* START Record set *

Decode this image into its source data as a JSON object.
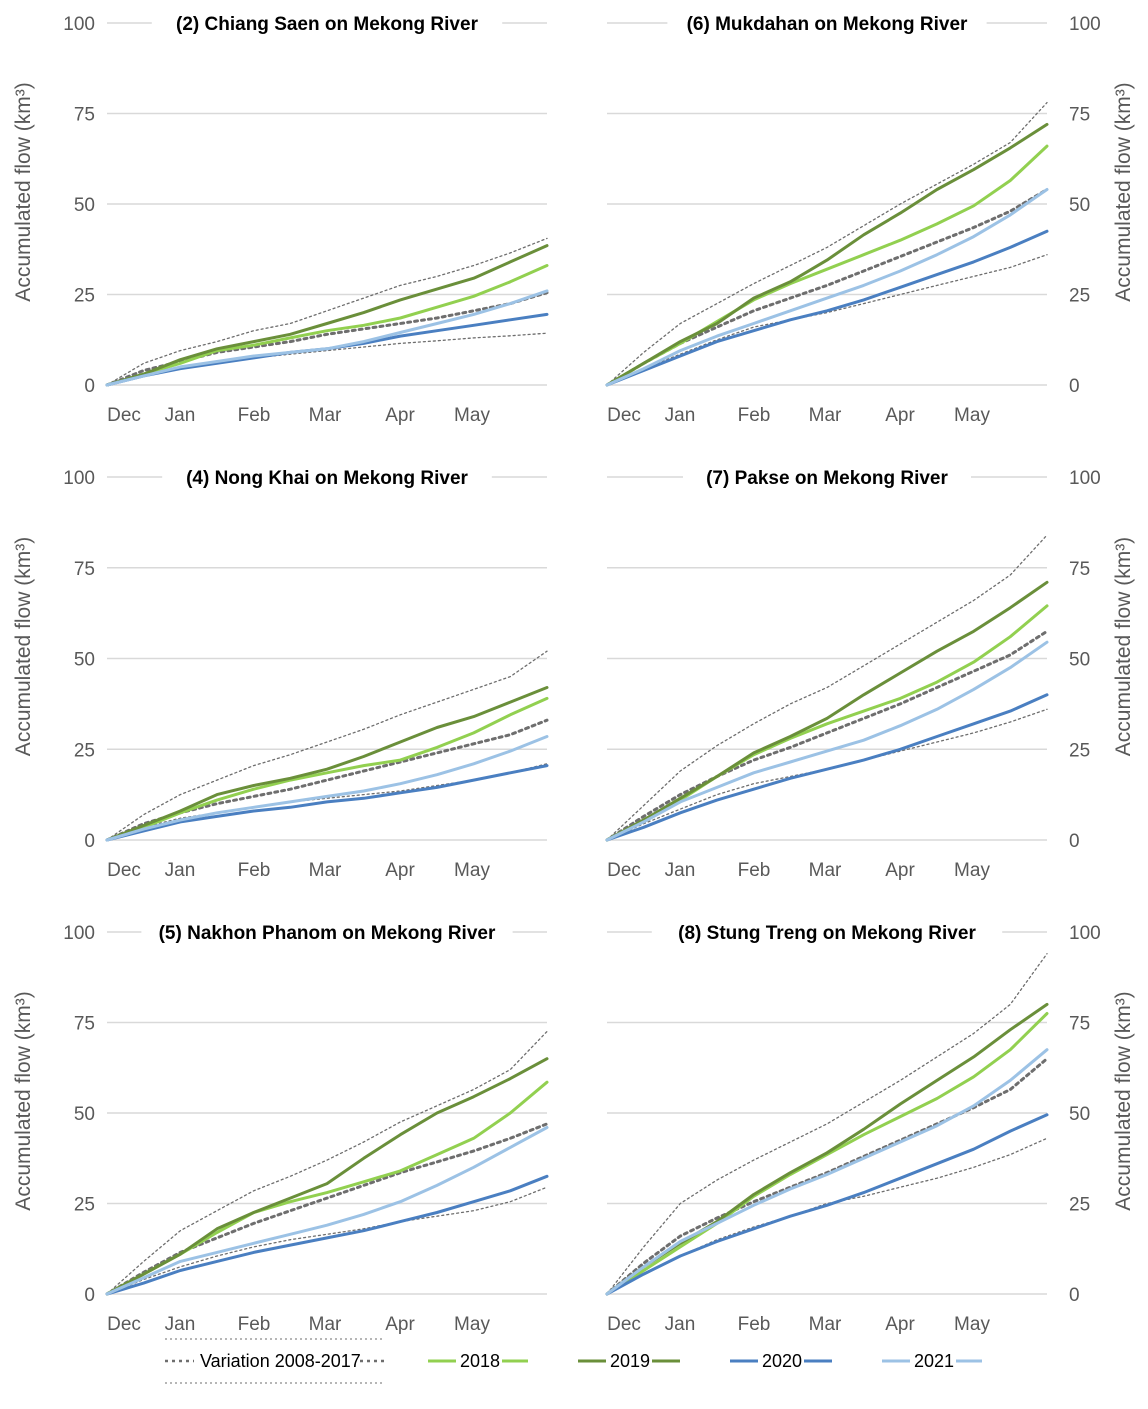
{
  "chart_data": [
    {
      "type": "line",
      "title": "(2) Chiang Saen on Mekong River",
      "ylabel": "Accumulated flow (km³)",
      "ylim": [
        0,
        100
      ],
      "yticks": [
        0,
        25,
        50,
        75,
        100
      ],
      "x_categories": [
        "Dec",
        "Jan",
        "Feb",
        "Mar",
        "Apr",
        "May"
      ],
      "x": [
        0,
        0.5,
        1,
        1.5,
        2,
        2.5,
        3,
        3.5,
        4,
        4.5,
        5,
        5.5,
        6
      ],
      "series": [
        {
          "name": "Variation 2008-2017",
          "role": "max",
          "values": [
            0,
            6,
            9.5,
            12,
            15,
            17,
            20.5,
            24,
            27.5,
            30,
            33,
            36.5,
            40.5
          ]
        },
        {
          "name": "Variation 2008-2017",
          "role": "mean",
          "values": [
            0,
            4,
            6.5,
            9,
            10.5,
            12,
            14,
            15.5,
            17,
            18.5,
            20.5,
            22.5,
            25.5
          ]
        },
        {
          "name": "Variation 2008-2017",
          "role": "min",
          "values": [
            0,
            3,
            5,
            6.5,
            7.5,
            8.5,
            9.5,
            10.5,
            11.5,
            12.2,
            13,
            13.6,
            14.3
          ]
        },
        {
          "name": "2018",
          "values": [
            0,
            3,
            6,
            9.5,
            11,
            13,
            15,
            16.5,
            18.5,
            21.5,
            24.5,
            28.5,
            33
          ]
        },
        {
          "name": "2019",
          "values": [
            0,
            3,
            7,
            10,
            12,
            14,
            17,
            20,
            23.5,
            26.5,
            29.5,
            34,
            38.5
          ]
        },
        {
          "name": "2020",
          "values": [
            0,
            2.5,
            4.5,
            6,
            7.5,
            9,
            10,
            11.5,
            13.5,
            15,
            16.5,
            18,
            19.5
          ]
        },
        {
          "name": "2021",
          "values": [
            0,
            2.5,
            5,
            6.5,
            8,
            9,
            10,
            12,
            14.5,
            17,
            19.5,
            22.5,
            26
          ]
        }
      ]
    },
    {
      "type": "line",
      "title": "(6) Mukdahan on Mekong River",
      "ylabel": "Accumulated flow (km³)",
      "ylim": [
        0,
        100
      ],
      "yticks": [
        0,
        25,
        50,
        75,
        100
      ],
      "x_categories": [
        "Dec",
        "Jan",
        "Feb",
        "Mar",
        "Apr",
        "May"
      ],
      "x": [
        0,
        0.5,
        1,
        1.5,
        2,
        2.5,
        3,
        3.5,
        4,
        4.5,
        5,
        5.5,
        6
      ],
      "series": [
        {
          "name": "Variation 2008-2017",
          "role": "max",
          "values": [
            0,
            9,
            17,
            22.5,
            28,
            33,
            38,
            44,
            50,
            55.5,
            61,
            67,
            78
          ]
        },
        {
          "name": "Variation 2008-2017",
          "role": "mean",
          "values": [
            0,
            6,
            11.5,
            16,
            20.5,
            24,
            27.5,
            31.5,
            35.5,
            39.5,
            43.5,
            48,
            54
          ]
        },
        {
          "name": "Variation 2008-2017",
          "role": "min",
          "values": [
            0,
            4.5,
            8.5,
            12.5,
            16,
            18,
            20,
            22.5,
            25,
            27.5,
            30,
            32.5,
            36
          ]
        },
        {
          "name": "2018",
          "values": [
            0,
            6,
            11.5,
            17.5,
            23.5,
            28,
            32,
            36,
            40,
            44.5,
            49.5,
            56.5,
            66
          ]
        },
        {
          "name": "2019",
          "values": [
            0,
            6,
            12,
            17,
            24,
            28.5,
            34.5,
            41.5,
            47.5,
            54,
            59.5,
            65.5,
            72
          ]
        },
        {
          "name": "2020",
          "values": [
            0,
            4,
            8,
            12,
            15,
            18,
            20.5,
            23.5,
            27,
            30.5,
            34,
            38,
            42.5
          ]
        },
        {
          "name": "2021",
          "values": [
            0,
            4.5,
            9.5,
            13.5,
            17,
            20.5,
            24,
            27.5,
            31.5,
            36,
            41,
            47,
            54
          ]
        }
      ]
    },
    {
      "type": "line",
      "title": "(4) Nong Khai on Mekong River",
      "ylabel": "Accumulated flow (km³)",
      "ylim": [
        0,
        100
      ],
      "yticks": [
        0,
        25,
        50,
        75,
        100
      ],
      "x_categories": [
        "Dec",
        "Jan",
        "Feb",
        "Mar",
        "Apr",
        "May"
      ],
      "x": [
        0,
        0.5,
        1,
        1.5,
        2,
        2.5,
        3,
        3.5,
        4,
        4.5,
        5,
        5.5,
        6
      ],
      "series": [
        {
          "name": "Variation 2008-2017",
          "role": "max",
          "values": [
            0,
            7,
            12.5,
            16.5,
            20.5,
            23.5,
            27,
            30.5,
            34.5,
            38,
            41.5,
            45,
            52
          ]
        },
        {
          "name": "Variation 2008-2017",
          "role": "mean",
          "values": [
            0,
            4.5,
            7.5,
            10,
            12,
            14,
            16.5,
            19,
            21.5,
            24,
            26.5,
            29,
            33
          ]
        },
        {
          "name": "Variation 2008-2017",
          "role": "min",
          "values": [
            0,
            3.5,
            6,
            7.5,
            9,
            10.5,
            11.5,
            12.5,
            13.5,
            15,
            16.5,
            18.5,
            21
          ]
        },
        {
          "name": "2018",
          "values": [
            0,
            3.5,
            7.5,
            11,
            14,
            16.5,
            18.5,
            20.5,
            22,
            25.5,
            29.5,
            34.5,
            39
          ]
        },
        {
          "name": "2019",
          "values": [
            0,
            4,
            8,
            12.5,
            15,
            17,
            19.5,
            23,
            27,
            31,
            34,
            38,
            42
          ]
        },
        {
          "name": "2020",
          "values": [
            0,
            2.5,
            5,
            6.5,
            8,
            9,
            10.5,
            11.5,
            13,
            14.5,
            16.5,
            18.5,
            20.5
          ]
        },
        {
          "name": "2021",
          "values": [
            0,
            3,
            5.5,
            7.5,
            9,
            10.5,
            12,
            13.5,
            15.5,
            18,
            21,
            24.5,
            28.5
          ]
        }
      ]
    },
    {
      "type": "line",
      "title": "(7) Pakse on Mekong River",
      "ylabel": "Accumulated flow (km³)",
      "ylim": [
        0,
        100
      ],
      "yticks": [
        0,
        25,
        50,
        75,
        100
      ],
      "x_categories": [
        "Dec",
        "Jan",
        "Feb",
        "Mar",
        "Apr",
        "May"
      ],
      "x": [
        0,
        0.5,
        1,
        1.5,
        2,
        2.5,
        3,
        3.5,
        4,
        4.5,
        5,
        5.5,
        6
      ],
      "series": [
        {
          "name": "Variation 2008-2017",
          "role": "max",
          "values": [
            0,
            9.5,
            19,
            26,
            32,
            37.5,
            42,
            48,
            54,
            60,
            66,
            73,
            84
          ]
        },
        {
          "name": "Variation 2008-2017",
          "role": "mean",
          "values": [
            0,
            6.5,
            12.5,
            17.5,
            22,
            25.5,
            29.5,
            33.5,
            37.5,
            42,
            46.5,
            51,
            57.5
          ]
        },
        {
          "name": "Variation 2008-2017",
          "role": "min",
          "values": [
            0,
            4.5,
            8.5,
            12.5,
            15.5,
            17.5,
            19.5,
            22,
            24.5,
            27,
            29.5,
            32.5,
            36
          ]
        },
        {
          "name": "2018",
          "values": [
            0,
            5.5,
            11,
            17.5,
            23.5,
            28,
            32,
            35.5,
            39,
            43.5,
            49,
            56,
            64.5
          ]
        },
        {
          "name": "2019",
          "values": [
            0,
            5.5,
            11.5,
            17.5,
            24,
            28.5,
            33.5,
            40,
            46,
            52,
            57.5,
            64,
            71
          ]
        },
        {
          "name": "2020",
          "values": [
            0,
            3.5,
            7.5,
            11,
            14,
            17,
            19.5,
            22,
            25,
            28.5,
            32,
            35.5,
            40
          ]
        },
        {
          "name": "2021",
          "values": [
            0,
            5,
            10.5,
            14.5,
            18.5,
            21.5,
            24.5,
            27.5,
            31.5,
            36,
            41.5,
            47.5,
            54.5
          ]
        }
      ]
    },
    {
      "type": "line",
      "title": "(5) Nakhon Phanom on Mekong River",
      "ylabel": "Accumulated flow (km³)",
      "ylim": [
        0,
        100
      ],
      "yticks": [
        0,
        25,
        50,
        75,
        100
      ],
      "x_categories": [
        "Dec",
        "Jan",
        "Feb",
        "Mar",
        "Apr",
        "May"
      ],
      "x": [
        0,
        0.5,
        1,
        1.5,
        2,
        2.5,
        3,
        3.5,
        4,
        4.5,
        5,
        5.5,
        6
      ],
      "series": [
        {
          "name": "Variation 2008-2017",
          "role": "max",
          "values": [
            0,
            9,
            17.5,
            23,
            28.5,
            32.5,
            37,
            42,
            47.5,
            52,
            56.5,
            62,
            72.5
          ]
        },
        {
          "name": "Variation 2008-2017",
          "role": "mean",
          "values": [
            0,
            6,
            11.5,
            15.5,
            19.5,
            23,
            26.5,
            30,
            33.5,
            36.5,
            39.5,
            43,
            47
          ]
        },
        {
          "name": "Variation 2008-2017",
          "role": "min",
          "values": [
            0,
            4,
            7.5,
            10.5,
            13,
            15,
            16.5,
            18,
            20,
            21.5,
            23,
            25.5,
            29.5
          ]
        },
        {
          "name": "2018",
          "values": [
            0,
            5.5,
            11,
            17,
            22.5,
            25.5,
            28,
            31,
            34,
            38.5,
            43,
            50,
            58.5
          ]
        },
        {
          "name": "2019",
          "values": [
            0,
            5.5,
            11,
            18,
            22.5,
            26.5,
            30.5,
            37.5,
            44,
            50,
            54.5,
            59.5,
            65
          ]
        },
        {
          "name": "2020",
          "values": [
            0,
            3,
            6.5,
            9,
            11.5,
            13.5,
            15.5,
            17.5,
            20,
            22.5,
            25.5,
            28.5,
            32.5
          ]
        },
        {
          "name": "2021",
          "values": [
            0,
            4.5,
            9,
            11.5,
            14,
            16.5,
            19,
            22,
            25.5,
            30,
            35,
            40.5,
            46
          ]
        }
      ]
    },
    {
      "type": "line",
      "title": "(8) Stung Treng on Mekong River",
      "ylabel": "Accumulated flow (km³)",
      "ylim": [
        0,
        100
      ],
      "yticks": [
        0,
        25,
        50,
        75,
        100
      ],
      "x_categories": [
        "Dec",
        "Jan",
        "Feb",
        "Mar",
        "Apr",
        "May"
      ],
      "x": [
        0,
        0.5,
        1,
        1.5,
        2,
        2.5,
        3,
        3.5,
        4,
        4.5,
        5,
        5.5,
        6
      ],
      "series": [
        {
          "name": "Variation 2008-2017",
          "role": "max",
          "values": [
            0,
            13,
            25,
            31.5,
            37,
            42,
            47,
            53,
            59,
            65.5,
            72,
            80,
            94
          ]
        },
        {
          "name": "Variation 2008-2017",
          "role": "mean",
          "values": [
            0,
            8.5,
            16,
            21,
            25.5,
            29.5,
            33.5,
            38,
            42.5,
            47,
            51.5,
            56.5,
            65
          ]
        },
        {
          "name": "Variation 2008-2017",
          "role": "min",
          "values": [
            0,
            5.5,
            10.5,
            15,
            18.5,
            21.5,
            25,
            27,
            29.5,
            32,
            35,
            38.5,
            43
          ]
        },
        {
          "name": "2018",
          "values": [
            0,
            6.5,
            13,
            19.5,
            27,
            33,
            38.5,
            44,
            49,
            54,
            60,
            67.5,
            77.5
          ]
        },
        {
          "name": "2019",
          "values": [
            0,
            7.5,
            14,
            20,
            27.5,
            33.5,
            39,
            45.5,
            52.5,
            59,
            65.5,
            73,
            80
          ]
        },
        {
          "name": "2020",
          "values": [
            0,
            5.5,
            10.5,
            14.5,
            18,
            21.5,
            24.5,
            28,
            32,
            36,
            40,
            45,
            49.5
          ]
        },
        {
          "name": "2021",
          "values": [
            0,
            7.5,
            14.5,
            19.5,
            24.5,
            29,
            33,
            37.5,
            42,
            46.5,
            52,
            59,
            67.5
          ]
        }
      ]
    }
  ],
  "legend": {
    "items": [
      {
        "label": "Variation 2008-2017",
        "color": "#6e6e6e",
        "style": "dotted"
      },
      {
        "label": "2018",
        "color": "#92d050",
        "style": "solid"
      },
      {
        "label": "2019",
        "color": "#6a8f3a",
        "style": "solid"
      },
      {
        "label": "2020",
        "color": "#4a7fc1",
        "style": "solid"
      },
      {
        "label": "2021",
        "color": "#9cc2e5",
        "style": "solid"
      }
    ]
  },
  "colors": {
    "variation": "#6e6e6e",
    "y2018": "#92d050",
    "y2019": "#6a8f3a",
    "y2020": "#4a7fc1",
    "y2021": "#9cc2e5",
    "grid": "#d9d9d9"
  }
}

* END Record set *

▶ Task objective: Copy each line of the records that contains the word "title".

▶ Reply to the task:
      "title": "(2) Chiang Saen on Mekong River",
      "title": "(6) Mukdahan on Mekong River",
      "title": "(4) Nong Khai on Mekong River",
      "title": "(7) Pakse on Mekong River",
      "title": "(5) Nakhon Phanom on Mekong River",
      "title": "(8) Stung Treng on Mekong River",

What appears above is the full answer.